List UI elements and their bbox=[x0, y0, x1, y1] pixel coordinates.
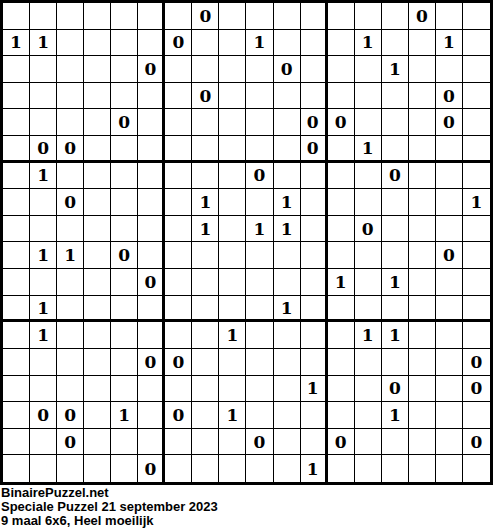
cell-r17c14-empty[interactable] bbox=[355, 429, 382, 456]
cell-r16c14-empty[interactable] bbox=[355, 402, 382, 429]
cell-r9c7-empty[interactable] bbox=[165, 216, 192, 243]
puzzle-footer: BinairePuzzel.net Speciale Puzzel 21 sep… bbox=[1, 486, 493, 528]
cell-r18c17-empty[interactable] bbox=[436, 455, 463, 482]
cell-r14c4-empty[interactable] bbox=[84, 349, 111, 376]
cell-r2c4-empty[interactable] bbox=[84, 30, 111, 57]
puzzle-title: Speciale Puzzel 21 september 2023 bbox=[1, 500, 493, 514]
cell-r9c12-empty[interactable] bbox=[301, 216, 328, 243]
cell-r1c12-empty[interactable] bbox=[301, 3, 328, 30]
cell-r14c13-empty[interactable] bbox=[328, 349, 355, 376]
cell-r2c2-given-1: 1 bbox=[30, 30, 57, 57]
cell-r8c15-empty[interactable] bbox=[382, 189, 409, 216]
cell-r4c5-empty[interactable] bbox=[111, 83, 138, 110]
cell-r12c12-empty[interactable] bbox=[301, 296, 328, 323]
cell-r14c11-empty[interactable] bbox=[274, 349, 301, 376]
cell-r12c8-empty[interactable] bbox=[192, 296, 219, 323]
cell-r18c15-empty[interactable] bbox=[382, 455, 409, 482]
cell-r10c8-empty[interactable] bbox=[192, 242, 219, 269]
cell-r11c2-empty[interactable] bbox=[30, 269, 57, 296]
cell-r11c11-empty[interactable] bbox=[274, 269, 301, 296]
cell-r14c6-given-0: 0 bbox=[138, 349, 165, 376]
cell-r4c14-empty[interactable] bbox=[355, 83, 382, 110]
cell-r12c18-empty[interactable] bbox=[463, 296, 490, 323]
cell-r10c11-empty[interactable] bbox=[274, 242, 301, 269]
cell-r4c3-empty[interactable] bbox=[57, 83, 84, 110]
cell-r13c7-empty[interactable] bbox=[165, 322, 192, 349]
cell-r5c2-empty[interactable] bbox=[30, 109, 57, 136]
cell-r8c14-empty[interactable] bbox=[355, 189, 382, 216]
cell-r6c4-empty[interactable] bbox=[84, 136, 111, 163]
cell-r14c15-empty[interactable] bbox=[382, 349, 409, 376]
cell-r9c18-empty[interactable] bbox=[463, 216, 490, 243]
cell-r11c8-empty[interactable] bbox=[192, 269, 219, 296]
cell-r2c15-empty[interactable] bbox=[382, 30, 409, 57]
cell-r16c9-given-1: 1 bbox=[219, 402, 246, 429]
cell-r10c4-empty[interactable] bbox=[84, 242, 111, 269]
cell-r17c16-empty[interactable] bbox=[409, 429, 436, 456]
cell-r17c2-empty[interactable] bbox=[30, 429, 57, 456]
cell-r8c6-empty[interactable] bbox=[138, 189, 165, 216]
cell-r5c1-empty[interactable] bbox=[3, 109, 30, 136]
cell-r6c9-empty[interactable] bbox=[219, 136, 246, 163]
cell-r2c16-empty[interactable] bbox=[409, 30, 436, 57]
cell-r2c5-empty[interactable] bbox=[111, 30, 138, 57]
cell-r13c3-empty[interactable] bbox=[57, 322, 84, 349]
cell-r13c17-empty[interactable] bbox=[436, 322, 463, 349]
cell-r18c3-empty[interactable] bbox=[57, 455, 84, 482]
cell-r8c7-empty[interactable] bbox=[165, 189, 192, 216]
cell-r3c8-empty[interactable] bbox=[192, 56, 219, 83]
cell-r12c13-empty[interactable] bbox=[328, 296, 355, 323]
cell-r10c13-empty[interactable] bbox=[328, 242, 355, 269]
cell-r6c18-empty[interactable] bbox=[463, 136, 490, 163]
cell-r14c17-empty[interactable] bbox=[436, 349, 463, 376]
cell-r12c17-empty[interactable] bbox=[436, 296, 463, 323]
cell-r6c6-empty[interactable] bbox=[138, 136, 165, 163]
cell-r13c18-empty[interactable] bbox=[463, 322, 490, 349]
cell-r1c16-given-0: 0 bbox=[409, 3, 436, 30]
cell-r8c5-empty[interactable] bbox=[111, 189, 138, 216]
cell-r14c16-empty[interactable] bbox=[409, 349, 436, 376]
cell-r2c18-empty[interactable] bbox=[463, 30, 490, 57]
cell-r3c6-given-0: 0 bbox=[138, 56, 165, 83]
cell-r15c2-empty[interactable] bbox=[30, 376, 57, 403]
cell-r14c5-empty[interactable] bbox=[111, 349, 138, 376]
cell-r3c2-empty[interactable] bbox=[30, 56, 57, 83]
cell-r7c3-empty[interactable] bbox=[57, 163, 84, 190]
cell-r17c15-empty[interactable] bbox=[382, 429, 409, 456]
cell-r3c4-empty[interactable] bbox=[84, 56, 111, 83]
cell-r16c12-empty[interactable] bbox=[301, 402, 328, 429]
cell-r1c15-empty[interactable] bbox=[382, 3, 409, 30]
cell-r8c2-empty[interactable] bbox=[30, 189, 57, 216]
cell-r5c6-empty[interactable] bbox=[138, 109, 165, 136]
cell-r6c2-given-0: 0 bbox=[30, 136, 57, 163]
cell-r1c11-empty[interactable] bbox=[274, 3, 301, 30]
cell-r7c17-empty[interactable] bbox=[436, 163, 463, 190]
cell-r18c9-empty[interactable] bbox=[219, 455, 246, 482]
cell-r18c12-given-1: 1 bbox=[301, 455, 328, 482]
cell-r1c18-empty[interactable] bbox=[463, 3, 490, 30]
cell-r14c8-empty[interactable] bbox=[192, 349, 219, 376]
cell-r17c8-empty[interactable] bbox=[192, 429, 219, 456]
cell-r17c11-empty[interactable] bbox=[274, 429, 301, 456]
cell-r7c12-empty[interactable] bbox=[301, 163, 328, 190]
cell-r12c6-empty[interactable] bbox=[138, 296, 165, 323]
cell-r15c4-empty[interactable] bbox=[84, 376, 111, 403]
cell-r14c2-empty[interactable] bbox=[30, 349, 57, 376]
cell-r11c13-given-1: 1 bbox=[328, 269, 355, 296]
cell-r1c6-empty[interactable] bbox=[138, 3, 165, 30]
cell-r4c13-empty[interactable] bbox=[328, 83, 355, 110]
cell-r2c8-empty[interactable] bbox=[192, 30, 219, 57]
cell-r12c11-given-1: 1 bbox=[274, 296, 301, 323]
cell-r11c9-empty[interactable] bbox=[219, 269, 246, 296]
cell-r15c3-empty[interactable] bbox=[57, 376, 84, 403]
puzzle-board: 0011011100100000000011000111111011000111… bbox=[0, 0, 493, 485]
cell-r1c4-empty[interactable] bbox=[84, 3, 111, 30]
cell-r8c16-empty[interactable] bbox=[409, 189, 436, 216]
cell-r18c5-empty[interactable] bbox=[111, 455, 138, 482]
binary-puzzle-page: 0011011100100000000011000111111011000111… bbox=[0, 0, 493, 531]
cell-r17c1-empty[interactable] bbox=[3, 429, 30, 456]
cell-r1c2-empty[interactable] bbox=[30, 3, 57, 30]
cell-r3c16-empty[interactable] bbox=[409, 56, 436, 83]
cell-r10c1-empty[interactable] bbox=[3, 242, 30, 269]
cell-r13c1-empty[interactable] bbox=[3, 322, 30, 349]
cell-r18c11-empty[interactable] bbox=[274, 455, 301, 482]
cell-r17c6-empty[interactable] bbox=[138, 429, 165, 456]
cell-r7c6-empty[interactable] bbox=[138, 163, 165, 190]
puzzle-difficulty: 9 maal 6x6, Heel moeilijk bbox=[1, 514, 493, 528]
cell-r6c3-given-0: 0 bbox=[57, 136, 84, 163]
cell-r15c5-empty[interactable] bbox=[111, 376, 138, 403]
cell-r3c17-empty[interactable] bbox=[436, 56, 463, 83]
cell-r15c10-empty[interactable] bbox=[246, 376, 273, 403]
cell-r18c4-empty[interactable] bbox=[84, 455, 111, 482]
cell-r15c11-empty[interactable] bbox=[274, 376, 301, 403]
cell-r12c3-empty[interactable] bbox=[57, 296, 84, 323]
cell-r18c2-empty[interactable] bbox=[30, 455, 57, 482]
cell-r11c12-empty[interactable] bbox=[301, 269, 328, 296]
cell-r6c16-empty[interactable] bbox=[409, 136, 436, 163]
cell-r9c6-empty[interactable] bbox=[138, 216, 165, 243]
cell-r7c9-empty[interactable] bbox=[219, 163, 246, 190]
cell-r1c17-empty[interactable] bbox=[436, 3, 463, 30]
cell-r10c14-empty[interactable] bbox=[355, 242, 382, 269]
cell-r7c5-empty[interactable] bbox=[111, 163, 138, 190]
cell-r18c16-empty[interactable] bbox=[409, 455, 436, 482]
cell-r16c13-empty[interactable] bbox=[328, 402, 355, 429]
cell-r9c3-empty[interactable] bbox=[57, 216, 84, 243]
cell-r14c18-given-0: 0 bbox=[463, 349, 490, 376]
cell-r11c15-given-1: 1 bbox=[382, 269, 409, 296]
cell-r7c16-empty[interactable] bbox=[409, 163, 436, 190]
cell-r16c6-empty[interactable] bbox=[138, 402, 165, 429]
cell-r4c12-empty[interactable] bbox=[301, 83, 328, 110]
cell-r13c13-empty[interactable] bbox=[328, 322, 355, 349]
cell-r3c18-empty[interactable] bbox=[463, 56, 490, 83]
cell-r6c8-empty[interactable] bbox=[192, 136, 219, 163]
cell-r10c6-empty[interactable] bbox=[138, 242, 165, 269]
cell-r17c12-empty[interactable] bbox=[301, 429, 328, 456]
cell-r13c16-empty[interactable] bbox=[409, 322, 436, 349]
cell-r4c10-empty[interactable] bbox=[246, 83, 273, 110]
cell-r14c3-empty[interactable] bbox=[57, 349, 84, 376]
cell-r6c17-empty[interactable] bbox=[436, 136, 463, 163]
cell-r17c5-empty[interactable] bbox=[111, 429, 138, 456]
cell-r1c13-empty[interactable] bbox=[328, 3, 355, 30]
cell-r14c10-empty[interactable] bbox=[246, 349, 273, 376]
site-name: BinairePuzzel.net bbox=[1, 486, 493, 500]
cell-r3c10-empty[interactable] bbox=[246, 56, 273, 83]
cell-r8c9-empty[interactable] bbox=[219, 189, 246, 216]
cell-r16c1-empty[interactable] bbox=[3, 402, 30, 429]
cell-r9c1-empty[interactable] bbox=[3, 216, 30, 243]
cell-r10c9-empty[interactable] bbox=[219, 242, 246, 269]
cell-r7c14-empty[interactable] bbox=[355, 163, 382, 190]
cell-r6c13-empty[interactable] bbox=[328, 136, 355, 163]
cell-r10c17-given-0: 0 bbox=[436, 242, 463, 269]
cell-r13c6-empty[interactable] bbox=[138, 322, 165, 349]
cell-r8c8-given-1: 1 bbox=[192, 189, 219, 216]
cell-r4c1-empty[interactable] bbox=[3, 83, 30, 110]
cell-r5c7-empty[interactable] bbox=[165, 109, 192, 136]
cell-r2c17-given-1: 1 bbox=[436, 30, 463, 57]
cell-r4c11-empty[interactable] bbox=[274, 83, 301, 110]
cell-r2c13-empty[interactable] bbox=[328, 30, 355, 57]
cell-r14c1-empty[interactable] bbox=[3, 349, 30, 376]
cell-r6c5-empty[interactable] bbox=[111, 136, 138, 163]
cell-r1c14-empty[interactable] bbox=[355, 3, 382, 30]
cell-r10c2-given-1: 1 bbox=[30, 242, 57, 269]
cell-r16c2-given-0: 0 bbox=[30, 402, 57, 429]
cell-r15c17-empty[interactable] bbox=[436, 376, 463, 403]
cell-r11c7-empty[interactable] bbox=[165, 269, 192, 296]
cell-r3c1-empty[interactable] bbox=[3, 56, 30, 83]
cell-r18c18-empty[interactable] bbox=[463, 455, 490, 482]
cell-r4c15-empty[interactable] bbox=[382, 83, 409, 110]
cell-r7c7-empty[interactable] bbox=[165, 163, 192, 190]
cell-r9c13-empty[interactable] bbox=[328, 216, 355, 243]
cell-r13c8-empty[interactable] bbox=[192, 322, 219, 349]
cell-r11c18-empty[interactable] bbox=[463, 269, 490, 296]
cell-r16c18-empty[interactable] bbox=[463, 402, 490, 429]
cell-r4c2-empty[interactable] bbox=[30, 83, 57, 110]
cell-r3c7-empty[interactable] bbox=[165, 56, 192, 83]
cell-r18c1-empty[interactable] bbox=[3, 455, 30, 482]
cell-r6c1-empty[interactable] bbox=[3, 136, 30, 163]
cell-r18c6-given-0: 0 bbox=[138, 455, 165, 482]
cell-r18c13-empty[interactable] bbox=[328, 455, 355, 482]
cell-r9c5-empty[interactable] bbox=[111, 216, 138, 243]
cell-r14c12-empty[interactable] bbox=[301, 349, 328, 376]
cell-r16c5-given-1: 1 bbox=[111, 402, 138, 429]
cell-r11c17-empty[interactable] bbox=[436, 269, 463, 296]
cell-r10c15-empty[interactable] bbox=[382, 242, 409, 269]
cell-r5c3-empty[interactable] bbox=[57, 109, 84, 136]
cell-r2c10-given-1: 1 bbox=[246, 30, 273, 57]
cell-r4c9-empty[interactable] bbox=[219, 83, 246, 110]
cell-r15c18-given-0: 0 bbox=[463, 376, 490, 403]
cell-r8c4-empty[interactable] bbox=[84, 189, 111, 216]
cell-r15c14-empty[interactable] bbox=[355, 376, 382, 403]
cell-r5c8-empty[interactable] bbox=[192, 109, 219, 136]
cell-r13c2-given-1: 1 bbox=[30, 322, 57, 349]
cell-r5c15-empty[interactable] bbox=[382, 109, 409, 136]
cell-r7c13-empty[interactable] bbox=[328, 163, 355, 190]
cell-r5c4-empty[interactable] bbox=[84, 109, 111, 136]
cell-r18c10-empty[interactable] bbox=[246, 455, 273, 482]
cell-r4c18-empty[interactable] bbox=[463, 83, 490, 110]
cell-r11c3-empty[interactable] bbox=[57, 269, 84, 296]
cell-r1c9-empty[interactable] bbox=[219, 3, 246, 30]
cell-r2c7-given-0: 0 bbox=[165, 30, 192, 57]
cell-r4c6-empty[interactable] bbox=[138, 83, 165, 110]
cell-r7c1-empty[interactable] bbox=[3, 163, 30, 190]
cell-r12c7-empty[interactable] bbox=[165, 296, 192, 323]
cell-r11c10-empty[interactable] bbox=[246, 269, 273, 296]
cell-r5c10-empty[interactable] bbox=[246, 109, 273, 136]
cell-r3c13-empty[interactable] bbox=[328, 56, 355, 83]
cell-r7c8-empty[interactable] bbox=[192, 163, 219, 190]
cell-r8c13-empty[interactable] bbox=[328, 189, 355, 216]
cell-r1c1-empty[interactable] bbox=[3, 3, 30, 30]
cell-r12c14-empty[interactable] bbox=[355, 296, 382, 323]
cell-r5c11-empty[interactable] bbox=[274, 109, 301, 136]
cell-r13c11-empty[interactable] bbox=[274, 322, 301, 349]
cell-r17c17-empty[interactable] bbox=[436, 429, 463, 456]
cell-r15c13-empty[interactable] bbox=[328, 376, 355, 403]
cell-r11c1-empty[interactable] bbox=[3, 269, 30, 296]
cell-r15c9-empty[interactable] bbox=[219, 376, 246, 403]
cell-r18c7-empty[interactable] bbox=[165, 455, 192, 482]
cell-r6c11-empty[interactable] bbox=[274, 136, 301, 163]
cell-r3c3-empty[interactable] bbox=[57, 56, 84, 83]
cell-r7c18-empty[interactable] bbox=[463, 163, 490, 190]
cell-r6c15-empty[interactable] bbox=[382, 136, 409, 163]
cell-r8c3-given-0: 0 bbox=[57, 189, 84, 216]
cell-r9c2-empty[interactable] bbox=[30, 216, 57, 243]
cell-r10c12-empty[interactable] bbox=[301, 242, 328, 269]
cell-r15c16-empty[interactable] bbox=[409, 376, 436, 403]
cell-r9c8-given-1: 1 bbox=[192, 216, 219, 243]
cell-r2c9-empty[interactable] bbox=[219, 30, 246, 57]
cell-r11c5-empty[interactable] bbox=[111, 269, 138, 296]
cell-r14c9-empty[interactable] bbox=[219, 349, 246, 376]
cell-r12c15-empty[interactable] bbox=[382, 296, 409, 323]
cell-r9c11-given-1: 1 bbox=[274, 216, 301, 243]
cell-r13c14-given-1: 1 bbox=[355, 322, 382, 349]
cell-r6c7-empty[interactable] bbox=[165, 136, 192, 163]
cell-r8c12-empty[interactable] bbox=[301, 189, 328, 216]
cell-r12c10-empty[interactable] bbox=[246, 296, 273, 323]
cell-r8c17-empty[interactable] bbox=[436, 189, 463, 216]
cell-r17c7-empty[interactable] bbox=[165, 429, 192, 456]
cell-r2c6-empty[interactable] bbox=[138, 30, 165, 57]
cell-r5c18-empty[interactable] bbox=[463, 109, 490, 136]
cell-r2c12-empty[interactable] bbox=[301, 30, 328, 57]
cell-r4c4-empty[interactable] bbox=[84, 83, 111, 110]
cell-r18c8-empty[interactable] bbox=[192, 455, 219, 482]
cell-r18c14-empty[interactable] bbox=[355, 455, 382, 482]
cell-r11c14-empty[interactable] bbox=[355, 269, 382, 296]
cell-r13c9-given-1: 1 bbox=[219, 322, 246, 349]
cell-r9c4-empty[interactable] bbox=[84, 216, 111, 243]
cell-r16c15-given-1: 1 bbox=[382, 402, 409, 429]
cell-r8c10-empty[interactable] bbox=[246, 189, 273, 216]
cell-r7c4-empty[interactable] bbox=[84, 163, 111, 190]
cell-r12c4-empty[interactable] bbox=[84, 296, 111, 323]
cell-r2c3-empty[interactable] bbox=[57, 30, 84, 57]
cell-r10c16-empty[interactable] bbox=[409, 242, 436, 269]
cell-r16c11-empty[interactable] bbox=[274, 402, 301, 429]
cell-r16c17-empty[interactable] bbox=[436, 402, 463, 429]
cell-r4c7-empty[interactable] bbox=[165, 83, 192, 110]
cell-r13c4-empty[interactable] bbox=[84, 322, 111, 349]
cell-r5c9-empty[interactable] bbox=[219, 109, 246, 136]
cell-r15c6-empty[interactable] bbox=[138, 376, 165, 403]
cell-r15c8-empty[interactable] bbox=[192, 376, 219, 403]
cell-r2c11-empty[interactable] bbox=[274, 30, 301, 57]
cell-r3c9-empty[interactable] bbox=[219, 56, 246, 83]
cell-r5c14-empty[interactable] bbox=[355, 109, 382, 136]
cell-r6c10-empty[interactable] bbox=[246, 136, 273, 163]
cell-r9c17-empty[interactable] bbox=[436, 216, 463, 243]
cell-r12c9-empty[interactable] bbox=[219, 296, 246, 323]
cell-r3c12-empty[interactable] bbox=[301, 56, 328, 83]
cell-r14c14-empty[interactable] bbox=[355, 349, 382, 376]
cell-r16c4-empty[interactable] bbox=[84, 402, 111, 429]
cell-r11c4-empty[interactable] bbox=[84, 269, 111, 296]
cell-r15c1-empty[interactable] bbox=[3, 376, 30, 403]
cell-r17c9-empty[interactable] bbox=[219, 429, 246, 456]
cell-r13c10-empty[interactable] bbox=[246, 322, 273, 349]
cell-r5c17-given-0: 0 bbox=[436, 109, 463, 136]
cell-r15c7-empty[interactable] bbox=[165, 376, 192, 403]
cell-r10c7-empty[interactable] bbox=[165, 242, 192, 269]
cell-r10c10-empty[interactable] bbox=[246, 242, 273, 269]
cell-r3c5-empty[interactable] bbox=[111, 56, 138, 83]
cell-r3c14-empty[interactable] bbox=[355, 56, 382, 83]
cell-r9c9-empty[interactable] bbox=[219, 216, 246, 243]
cell-r9c14-given-0: 0 bbox=[355, 216, 382, 243]
cell-r16c10-empty[interactable] bbox=[246, 402, 273, 429]
cell-r1c3-empty[interactable] bbox=[57, 3, 84, 30]
cell-r13c12-empty[interactable] bbox=[301, 322, 328, 349]
cell-r12c16-empty[interactable] bbox=[409, 296, 436, 323]
cell-r12c1-empty[interactable] bbox=[3, 296, 30, 323]
cell-r13c5-empty[interactable] bbox=[111, 322, 138, 349]
cell-r6c12-given-0: 0 bbox=[301, 136, 328, 163]
cell-r1c5-empty[interactable] bbox=[111, 3, 138, 30]
cell-r7c11-empty[interactable] bbox=[274, 163, 301, 190]
cell-r12c5-empty[interactable] bbox=[111, 296, 138, 323]
cell-r8c1-empty[interactable] bbox=[3, 189, 30, 216]
cell-r1c10-empty[interactable] bbox=[246, 3, 273, 30]
cell-r10c18-empty[interactable] bbox=[463, 242, 490, 269]
cell-r10c5-given-0: 0 bbox=[111, 242, 138, 269]
cell-r9c15-empty[interactable] bbox=[382, 216, 409, 243]
cell-r11c16-empty[interactable] bbox=[409, 269, 436, 296]
cell-r17c4-empty[interactable] bbox=[84, 429, 111, 456]
cell-r16c8-empty[interactable] bbox=[192, 402, 219, 429]
cell-r16c16-empty[interactable] bbox=[409, 402, 436, 429]
cell-r4c16-empty[interactable] bbox=[409, 83, 436, 110]
cell-r9c16-empty[interactable] bbox=[409, 216, 436, 243]
cell-r1c7-empty[interactable] bbox=[165, 3, 192, 30]
cell-r5c16-empty[interactable] bbox=[409, 109, 436, 136]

◆ **Work required**: Return the lines above exactly as they appear, starting at the line containing "cell-r17c14-empty[interactable] bbox=[355, 429, 382, 456]" and ending at the line containing "cell-r14c11-empty[interactable] bbox=[274, 349, 301, 376]", both included.

◆ **Written response**:
cell-r17c14-empty[interactable] bbox=[355, 429, 382, 456]
cell-r16c14-empty[interactable] bbox=[355, 402, 382, 429]
cell-r9c7-empty[interactable] bbox=[165, 216, 192, 243]
puzzle-footer: BinairePuzzel.net Speciale Puzzel 21 sep… bbox=[1, 486, 493, 528]
cell-r18c17-empty[interactable] bbox=[436, 455, 463, 482]
cell-r14c4-empty[interactable] bbox=[84, 349, 111, 376]
cell-r2c4-empty[interactable] bbox=[84, 30, 111, 57]
puzzle-title: Speciale Puzzel 21 september 2023 bbox=[1, 500, 493, 514]
cell-r9c12-empty[interactable] bbox=[301, 216, 328, 243]
cell-r1c12-empty[interactable] bbox=[301, 3, 328, 30]
cell-r14c13-empty[interactable] bbox=[328, 349, 355, 376]
cell-r2c2-given-1: 1 bbox=[30, 30, 57, 57]
cell-r8c15-empty[interactable] bbox=[382, 189, 409, 216]
cell-r4c5-empty[interactable] bbox=[111, 83, 138, 110]
cell-r12c12-empty[interactable] bbox=[301, 296, 328, 323]
cell-r14c11-empty[interactable] bbox=[274, 349, 301, 376]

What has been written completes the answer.